TASK REQUIREMENTS :: Repeat the material below exactly, line for line.

INFORMATION SUPPLIED ::

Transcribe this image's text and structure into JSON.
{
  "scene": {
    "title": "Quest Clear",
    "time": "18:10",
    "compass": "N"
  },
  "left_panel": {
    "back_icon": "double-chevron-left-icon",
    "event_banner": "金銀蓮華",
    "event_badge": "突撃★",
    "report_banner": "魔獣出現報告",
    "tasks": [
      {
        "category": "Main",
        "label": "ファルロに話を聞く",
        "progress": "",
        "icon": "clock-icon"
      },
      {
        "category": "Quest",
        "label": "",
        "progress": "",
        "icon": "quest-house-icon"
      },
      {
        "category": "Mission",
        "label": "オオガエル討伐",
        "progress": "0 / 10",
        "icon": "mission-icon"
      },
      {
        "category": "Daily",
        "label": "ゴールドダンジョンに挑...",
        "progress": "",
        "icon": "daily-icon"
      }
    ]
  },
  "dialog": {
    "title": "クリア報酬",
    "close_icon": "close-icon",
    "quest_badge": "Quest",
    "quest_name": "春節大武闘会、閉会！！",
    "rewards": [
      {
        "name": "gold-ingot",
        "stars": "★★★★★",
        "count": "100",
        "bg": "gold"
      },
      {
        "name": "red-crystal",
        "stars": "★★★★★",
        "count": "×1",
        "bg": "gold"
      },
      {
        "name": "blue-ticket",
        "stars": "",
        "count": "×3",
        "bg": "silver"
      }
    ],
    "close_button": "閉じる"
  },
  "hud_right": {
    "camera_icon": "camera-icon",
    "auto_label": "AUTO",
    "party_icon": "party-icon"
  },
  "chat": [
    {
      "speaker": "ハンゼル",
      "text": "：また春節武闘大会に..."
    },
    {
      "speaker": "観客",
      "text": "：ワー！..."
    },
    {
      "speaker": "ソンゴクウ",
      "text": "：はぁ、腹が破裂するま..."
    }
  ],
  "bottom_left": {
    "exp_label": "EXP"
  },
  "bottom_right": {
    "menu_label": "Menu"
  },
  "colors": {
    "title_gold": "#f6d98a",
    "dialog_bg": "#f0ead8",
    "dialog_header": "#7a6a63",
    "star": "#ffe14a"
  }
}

RESPONSE TO THIS TASK ::
Transcribe this image's text and structure into JSON.
{
  "scene": {
    "title": "Quest Clear",
    "time": "18:10",
    "compass": "N"
  },
  "left_panel": {
    "back_icon": "double-chevron-left-icon",
    "event_banner": "金銀蓮華",
    "event_badge": "突撃★",
    "report_banner": "魔獣出現報告",
    "tasks": [
      {
        "category": "Main",
        "label": "ファルロに話を聞く",
        "progress": "",
        "icon": "clock-icon"
      },
      {
        "category": "Quest",
        "label": "",
        "progress": "",
        "icon": "quest-house-icon"
      },
      {
        "category": "Mission",
        "label": "オオガエル討伐",
        "progress": "0 / 10",
        "icon": "mission-icon"
      },
      {
        "category": "Daily",
        "label": "ゴールドダンジョンに挑...",
        "progress": "",
        "icon": "daily-icon"
      }
    ]
  },
  "dialog": {
    "title": "クリア報酬",
    "close_icon": "close-icon",
    "quest_badge": "Quest",
    "quest_name": "春節大武闘会、閉会！！",
    "rewards": [
      {
        "name": "gold-ingot",
        "stars": "★★★★★",
        "count": "100",
        "bg": "gold"
      },
      {
        "name": "red-crystal",
        "stars": "★★★★★",
        "count": "×1",
        "bg": "gold"
      },
      {
        "name": "blue-ticket",
        "stars": "",
        "count": "×3",
        "bg": "silver"
      }
    ],
    "close_button": "閉じる"
  },
  "hud_right": {
    "camera_icon": "camera-icon",
    "auto_label": "AUTO",
    "party_icon": "party-icon"
  },
  "chat": [
    {
      "speaker": "ハンゼル",
      "text": "：また春節武闘大会に..."
    },
    {
      "speaker": "観客",
      "text": "：ワー！..."
    },
    {
      "speaker": "ソンゴクウ",
      "text": "：はぁ、腹が破裂するま..."
    }
  ],
  "bottom_left": {
    "exp_label": "EXP"
  },
  "bottom_right": {
    "menu_label": "Menu"
  },
  "colors": {
    "title_gold": "#f6d98a",
    "dialog_bg": "#f0ead8",
    "dialog_header": "#7a6a63",
    "star": "#ffe14a"
  }
}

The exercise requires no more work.